▶ [REQUIRED WORK] Can you carry on the travel essay about Vietnam's scooter traffic below, starting right after its last sentence?

▶ [DOCUMENT SECTION]
My partner Andrea and I just returned from two months of traveling around Southeast Asia: Cambodia and Thailand, but mostly in Vietnam. For many of you who are older than 50, the simple word Vietnam conjures up images of body bags, carpet bombing and napalm on the nightly news with Chet Huntley and David Brinkley.
Though in Vietnam it’s still called the American war, the Vietnamese have anything but animosity toward Americans.
Everywhere Andrea and I went, from Hanoi in the north to Sapa in the terraced hills, Halong Bay on the north coast to the beaches of Hoian and Mui Ne to Saigon and the Mekong Delta, we were greeted warmly and welcomed as family.
The purpose of our trip was to see a part of the world that neither of us had before. Anyone who’s been to Southeast Asia knows that in many ways it’s like another planet. The people, the culture, the food, the aromas and stenches and the lifestyles are so different from those we’re used to in the United States.
We arrived in Hanoi at night and, upon waking late and having a quick breakfast, we went out onto the street to see where we were. I’ve been to many countries and dozens of cities, but I’ve never seen anything like what I saw that morning on the streets of Hanoi.
There were thousands of motor scooters of every variety clogging every street, wherever I turned, and they were all blowing and tooting their horns — as were the cars, trucks and buses that the scooters were dodging. The word cacophony comes to mind. I’ve never seen or heard such apparent chaos.
Hanoi has a population of about 12 million people, and it has 6 million gas-powered scooters. The streets are so clogged with scooters — horns beeping, blinkers flashing, all swerving in and around each other at intersections — that it’s hard to visualize unless you’ve seen it in person. For the first couple of days, I just watched the traffic, mesmerized. My jaw would have dropped, except that I wanted to keep my mouth closed against the dust and pollution.
When the Vietnamese people ride their gas-powered scooters through the chaotic, insane intersections in the city, their faces exhibit a calm one would expect from a Buddha during meditation. Everyone had the same peaceful expression on their faces, despite the density and intensity of the traffic or how many family members were riding on the scooter with them.
One time, in Ho Chi Minh City, we were eating dinner at a nice restaurant — not out on the street — and a scooter rode right past our table, and nobody seemed at all surprised or bothered. And scooter drivers often ride down the wrong side of the street as they near their turn, and again, nobody becomes upset or admonishes the errant rider in any way. Everyone seemed to allow all of the other riders and drivers to do what they needed to do to get where they were going.

▶ [DATA SHOWN]
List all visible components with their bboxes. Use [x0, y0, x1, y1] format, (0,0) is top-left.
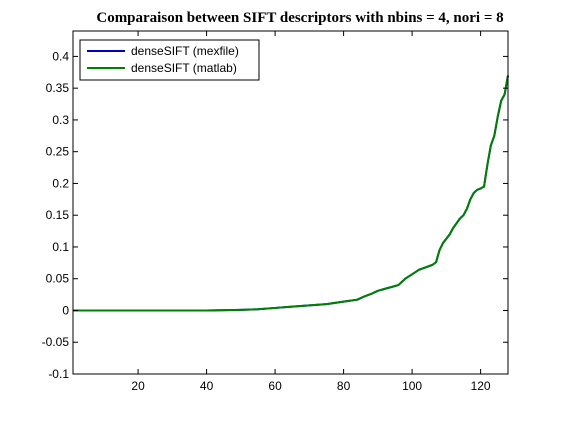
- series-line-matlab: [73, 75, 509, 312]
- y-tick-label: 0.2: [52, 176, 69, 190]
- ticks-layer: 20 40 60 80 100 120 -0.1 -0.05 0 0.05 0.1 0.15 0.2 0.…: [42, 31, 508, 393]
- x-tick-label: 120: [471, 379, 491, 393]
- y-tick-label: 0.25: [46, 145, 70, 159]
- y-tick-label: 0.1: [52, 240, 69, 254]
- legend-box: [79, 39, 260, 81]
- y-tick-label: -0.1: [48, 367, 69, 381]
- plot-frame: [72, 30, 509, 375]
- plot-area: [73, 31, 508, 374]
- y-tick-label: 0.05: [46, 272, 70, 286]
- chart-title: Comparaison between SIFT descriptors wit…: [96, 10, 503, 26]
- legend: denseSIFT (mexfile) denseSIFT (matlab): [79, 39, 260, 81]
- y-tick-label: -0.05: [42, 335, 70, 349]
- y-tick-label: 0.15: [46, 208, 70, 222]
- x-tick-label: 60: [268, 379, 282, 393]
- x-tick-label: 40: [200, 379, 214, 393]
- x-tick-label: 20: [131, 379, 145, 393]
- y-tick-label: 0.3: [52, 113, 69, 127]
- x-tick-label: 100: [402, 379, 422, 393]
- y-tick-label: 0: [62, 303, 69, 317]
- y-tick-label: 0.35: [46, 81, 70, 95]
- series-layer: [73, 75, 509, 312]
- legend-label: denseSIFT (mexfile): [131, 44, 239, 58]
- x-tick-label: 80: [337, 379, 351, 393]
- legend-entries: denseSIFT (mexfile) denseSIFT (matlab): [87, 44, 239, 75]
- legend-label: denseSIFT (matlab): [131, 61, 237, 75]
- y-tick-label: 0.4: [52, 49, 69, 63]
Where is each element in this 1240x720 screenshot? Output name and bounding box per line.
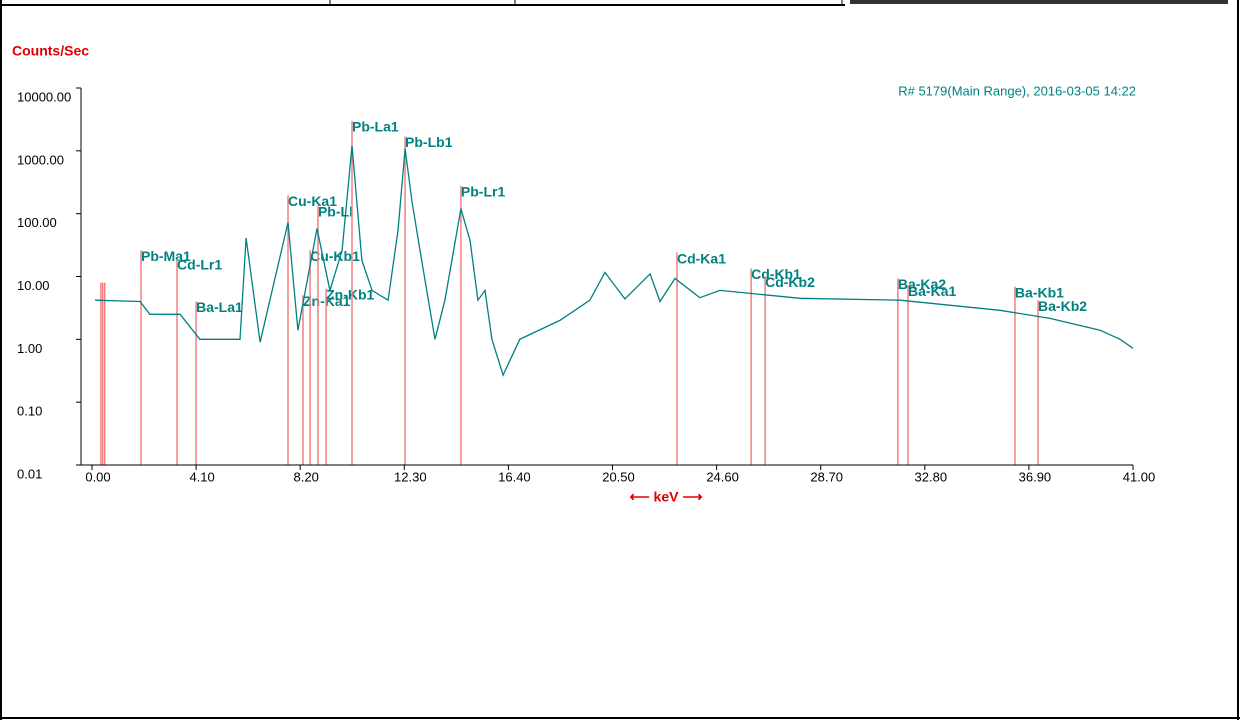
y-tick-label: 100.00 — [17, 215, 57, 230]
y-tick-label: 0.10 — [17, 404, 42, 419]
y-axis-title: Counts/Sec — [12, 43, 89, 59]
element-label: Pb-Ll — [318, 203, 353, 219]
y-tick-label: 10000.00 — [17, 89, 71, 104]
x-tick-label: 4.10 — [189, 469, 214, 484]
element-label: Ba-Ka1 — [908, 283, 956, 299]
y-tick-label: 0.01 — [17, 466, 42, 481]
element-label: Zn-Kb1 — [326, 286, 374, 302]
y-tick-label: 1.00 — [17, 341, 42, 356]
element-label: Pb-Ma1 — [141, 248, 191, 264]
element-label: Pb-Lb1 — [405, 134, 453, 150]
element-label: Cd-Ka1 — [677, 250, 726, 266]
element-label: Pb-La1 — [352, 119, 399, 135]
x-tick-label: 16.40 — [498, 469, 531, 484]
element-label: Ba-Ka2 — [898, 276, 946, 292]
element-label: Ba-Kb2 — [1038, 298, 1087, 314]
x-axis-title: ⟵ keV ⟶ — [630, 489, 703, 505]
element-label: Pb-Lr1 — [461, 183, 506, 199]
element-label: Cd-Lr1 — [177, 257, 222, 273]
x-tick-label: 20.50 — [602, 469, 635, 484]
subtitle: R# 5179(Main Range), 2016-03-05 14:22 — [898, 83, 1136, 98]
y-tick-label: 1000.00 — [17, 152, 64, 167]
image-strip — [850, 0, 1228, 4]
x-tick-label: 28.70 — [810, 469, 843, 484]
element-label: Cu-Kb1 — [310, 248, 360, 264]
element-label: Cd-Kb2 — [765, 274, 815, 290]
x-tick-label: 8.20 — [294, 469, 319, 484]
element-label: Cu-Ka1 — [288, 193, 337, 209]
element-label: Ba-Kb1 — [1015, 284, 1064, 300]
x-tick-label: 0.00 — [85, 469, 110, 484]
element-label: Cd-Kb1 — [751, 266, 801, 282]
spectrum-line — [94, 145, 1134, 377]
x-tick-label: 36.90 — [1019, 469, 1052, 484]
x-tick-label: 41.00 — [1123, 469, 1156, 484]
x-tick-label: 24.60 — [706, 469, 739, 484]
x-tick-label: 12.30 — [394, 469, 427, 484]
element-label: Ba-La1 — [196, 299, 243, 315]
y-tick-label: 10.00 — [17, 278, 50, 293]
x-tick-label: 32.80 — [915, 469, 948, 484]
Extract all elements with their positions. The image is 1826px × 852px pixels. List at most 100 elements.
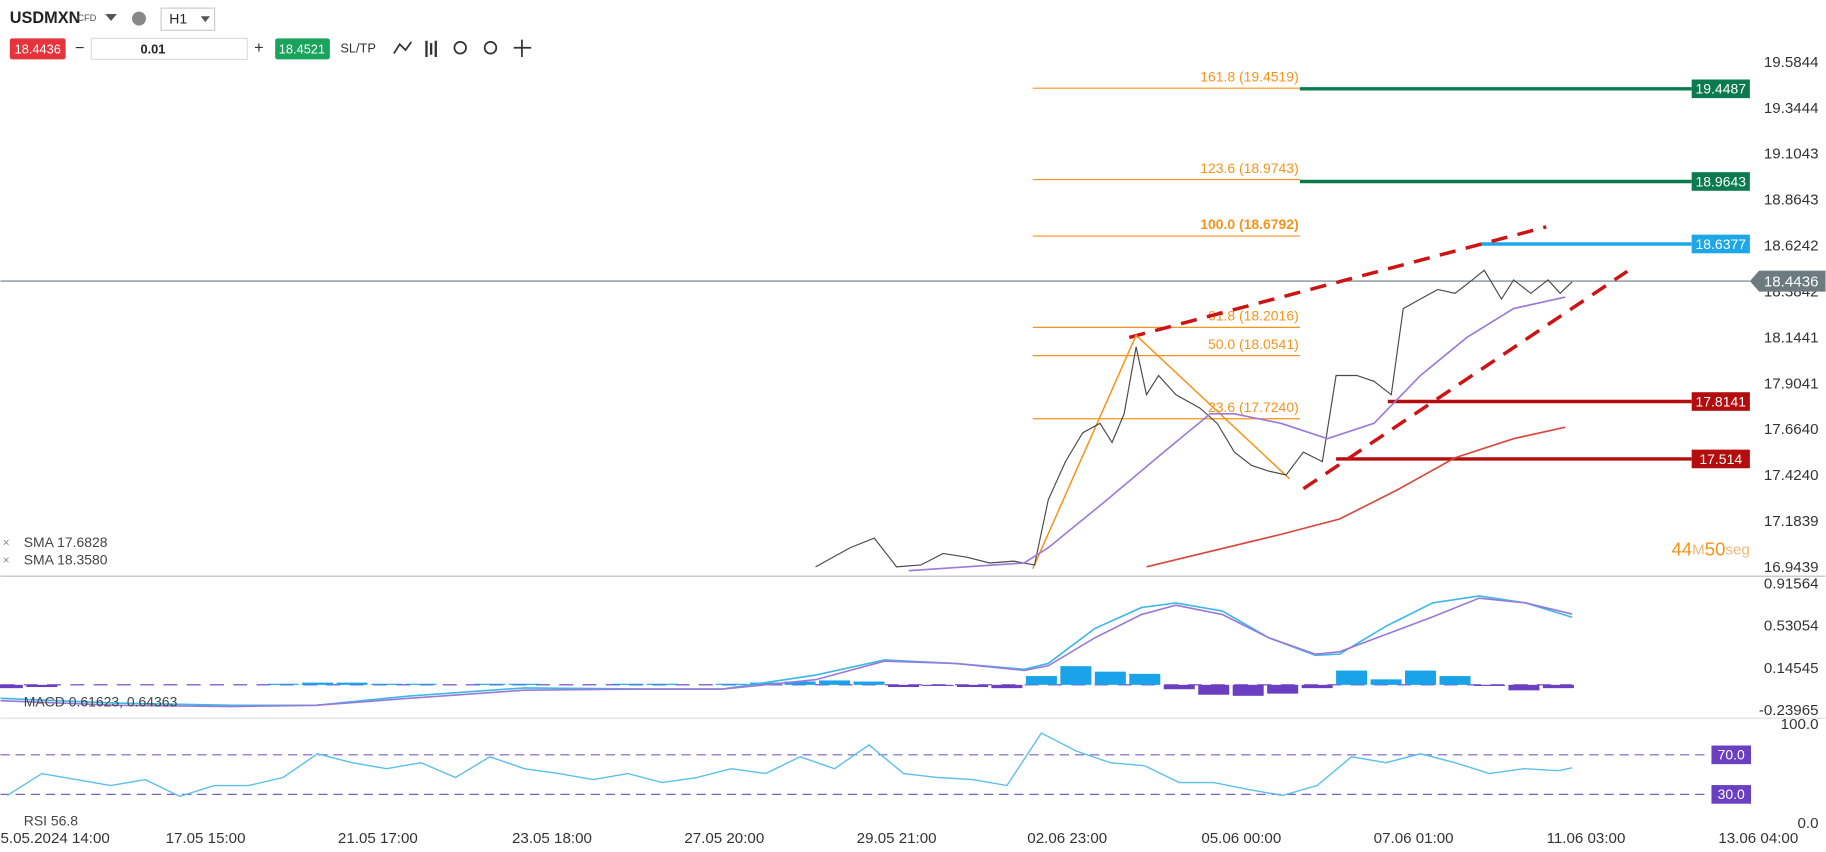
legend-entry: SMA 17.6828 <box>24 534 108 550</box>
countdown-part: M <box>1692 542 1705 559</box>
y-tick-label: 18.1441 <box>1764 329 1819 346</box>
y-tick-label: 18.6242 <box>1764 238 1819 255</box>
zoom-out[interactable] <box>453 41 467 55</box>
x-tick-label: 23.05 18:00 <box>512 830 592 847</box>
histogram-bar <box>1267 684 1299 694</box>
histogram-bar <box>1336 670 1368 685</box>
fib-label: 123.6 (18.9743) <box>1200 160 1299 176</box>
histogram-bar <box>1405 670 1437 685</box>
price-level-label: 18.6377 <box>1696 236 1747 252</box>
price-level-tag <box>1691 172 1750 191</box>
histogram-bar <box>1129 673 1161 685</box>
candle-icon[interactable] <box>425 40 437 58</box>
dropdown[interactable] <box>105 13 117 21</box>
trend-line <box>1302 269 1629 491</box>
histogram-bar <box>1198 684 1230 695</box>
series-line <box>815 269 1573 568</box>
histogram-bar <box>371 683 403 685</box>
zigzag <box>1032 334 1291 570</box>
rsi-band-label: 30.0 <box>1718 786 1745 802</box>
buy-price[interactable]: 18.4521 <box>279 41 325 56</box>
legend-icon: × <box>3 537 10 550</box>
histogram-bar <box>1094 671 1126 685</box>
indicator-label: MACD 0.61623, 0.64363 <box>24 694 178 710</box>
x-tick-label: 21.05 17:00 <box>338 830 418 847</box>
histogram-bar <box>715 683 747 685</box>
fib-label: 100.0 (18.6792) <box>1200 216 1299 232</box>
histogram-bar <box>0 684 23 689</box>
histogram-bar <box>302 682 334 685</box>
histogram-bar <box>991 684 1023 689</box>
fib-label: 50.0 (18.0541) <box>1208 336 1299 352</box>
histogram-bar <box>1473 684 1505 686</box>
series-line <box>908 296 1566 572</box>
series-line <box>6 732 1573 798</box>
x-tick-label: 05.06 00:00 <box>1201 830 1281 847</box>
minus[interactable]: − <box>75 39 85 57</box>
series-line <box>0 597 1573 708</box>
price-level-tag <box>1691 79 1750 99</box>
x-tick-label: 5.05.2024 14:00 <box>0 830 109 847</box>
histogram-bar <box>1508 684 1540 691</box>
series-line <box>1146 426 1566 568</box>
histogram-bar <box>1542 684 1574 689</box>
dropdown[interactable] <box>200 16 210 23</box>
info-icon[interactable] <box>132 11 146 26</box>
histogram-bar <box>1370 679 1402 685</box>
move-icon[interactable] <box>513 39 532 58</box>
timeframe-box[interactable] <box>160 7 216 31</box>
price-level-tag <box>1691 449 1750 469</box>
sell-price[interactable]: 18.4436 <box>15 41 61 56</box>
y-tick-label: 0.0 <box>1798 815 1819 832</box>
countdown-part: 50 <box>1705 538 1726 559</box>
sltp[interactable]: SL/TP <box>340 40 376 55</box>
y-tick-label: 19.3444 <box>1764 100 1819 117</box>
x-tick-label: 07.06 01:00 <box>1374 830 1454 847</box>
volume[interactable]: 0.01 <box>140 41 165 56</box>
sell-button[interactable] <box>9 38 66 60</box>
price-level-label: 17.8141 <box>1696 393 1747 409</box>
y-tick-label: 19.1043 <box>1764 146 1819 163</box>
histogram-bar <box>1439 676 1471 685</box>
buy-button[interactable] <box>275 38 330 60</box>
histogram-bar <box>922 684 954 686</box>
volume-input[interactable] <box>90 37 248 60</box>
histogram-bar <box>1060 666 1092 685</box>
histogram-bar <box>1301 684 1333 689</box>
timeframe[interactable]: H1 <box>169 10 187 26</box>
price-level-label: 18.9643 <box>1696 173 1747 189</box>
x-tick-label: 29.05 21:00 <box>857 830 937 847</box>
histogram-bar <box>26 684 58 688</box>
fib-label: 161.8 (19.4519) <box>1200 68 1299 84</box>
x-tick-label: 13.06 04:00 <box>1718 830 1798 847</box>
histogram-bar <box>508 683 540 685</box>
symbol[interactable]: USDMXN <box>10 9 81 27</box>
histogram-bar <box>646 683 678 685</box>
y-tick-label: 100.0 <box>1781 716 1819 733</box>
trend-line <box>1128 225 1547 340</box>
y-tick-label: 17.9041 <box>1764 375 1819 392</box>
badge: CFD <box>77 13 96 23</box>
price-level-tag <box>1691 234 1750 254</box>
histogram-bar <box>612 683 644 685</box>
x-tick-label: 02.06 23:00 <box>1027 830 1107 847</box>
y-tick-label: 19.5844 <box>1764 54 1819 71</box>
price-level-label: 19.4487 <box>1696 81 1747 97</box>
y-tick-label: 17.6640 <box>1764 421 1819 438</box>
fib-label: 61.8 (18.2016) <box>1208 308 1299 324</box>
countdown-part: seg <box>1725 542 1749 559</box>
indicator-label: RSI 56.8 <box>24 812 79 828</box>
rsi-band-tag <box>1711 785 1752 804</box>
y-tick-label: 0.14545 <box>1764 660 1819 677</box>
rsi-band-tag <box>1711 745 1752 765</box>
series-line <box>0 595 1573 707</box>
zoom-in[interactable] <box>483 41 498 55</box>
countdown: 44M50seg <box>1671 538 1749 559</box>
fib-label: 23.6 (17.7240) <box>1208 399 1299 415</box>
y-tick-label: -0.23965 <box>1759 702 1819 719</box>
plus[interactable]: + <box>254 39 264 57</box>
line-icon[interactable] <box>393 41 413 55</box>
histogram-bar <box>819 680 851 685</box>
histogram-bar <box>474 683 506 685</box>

▶ [ANSWER TO THE TASK]
And that’s how the traffic functioned so well: Everyone cooperated with everyone else, as though they were all on the same team.
From what I saw, few riders wore helmets or glasses while riding their motorcycles — which is a must in the States — but it didn’t really matter very much because there were no bugs. (I have to wear glasses when I ride my motorcycle to protect my eyes from insects.)
There were no bugs and no birds — or few, anyway. I noticed it right away, the first day we arrived: no birds in the city. I saw only one small flock of pigeons around a church, but that’s about the only place I saw any birds — even though I saw rice scattered on the ground, which, in any other city, would attract many.
Even on the coast, at the beach, there were no seagulls or terns or any sea birds. Could it be all of the poison that we sprayed over the county in the 1960s and 1970s?
For the last two weeks of our trip, we volunteered with a non-profit group in Ho Chi Minh City that was focused on raising awareness in the Vietnamese people about both climate change and its causes as well as the illegal trade in ivory and rhino horn.
This group of dedicated young professionals was so inspiring to us in that, despite the daunting challenges facing our planet and the lack of cooperation of the government — much as in the United States — they persevered in their efforts to save the planet.
So it was in Asia, in Vietnam, Cambodia and Thailand, that I realized that we, as a global community, are not going to stop burning fossil fuels in time to prevent climate change.
From jet liners to scooters, taxis and trains to tour buses, boats and ships, the planet is crawling with petroleum-guzzling monsters — to say nothing of the coal-fired power plants ubiquitous not just in Asia, but all over the Earth.
We all know that it is the production of carbon dioxide, as well as other greenhouse gases, that is driving climate change. So there are only two ways that we can prevent a catastrophic alteration of our atmosphere: Stop producing CO2 or eat up the CO2 that we are producing.
Since its clear that we are not going to reduce our production of carbon dioxide to levels that will slow, stop and reverse the greenhouse effect, our only other option for saving our planet is to somehow reduce the CO2 that is already in the atmosphere.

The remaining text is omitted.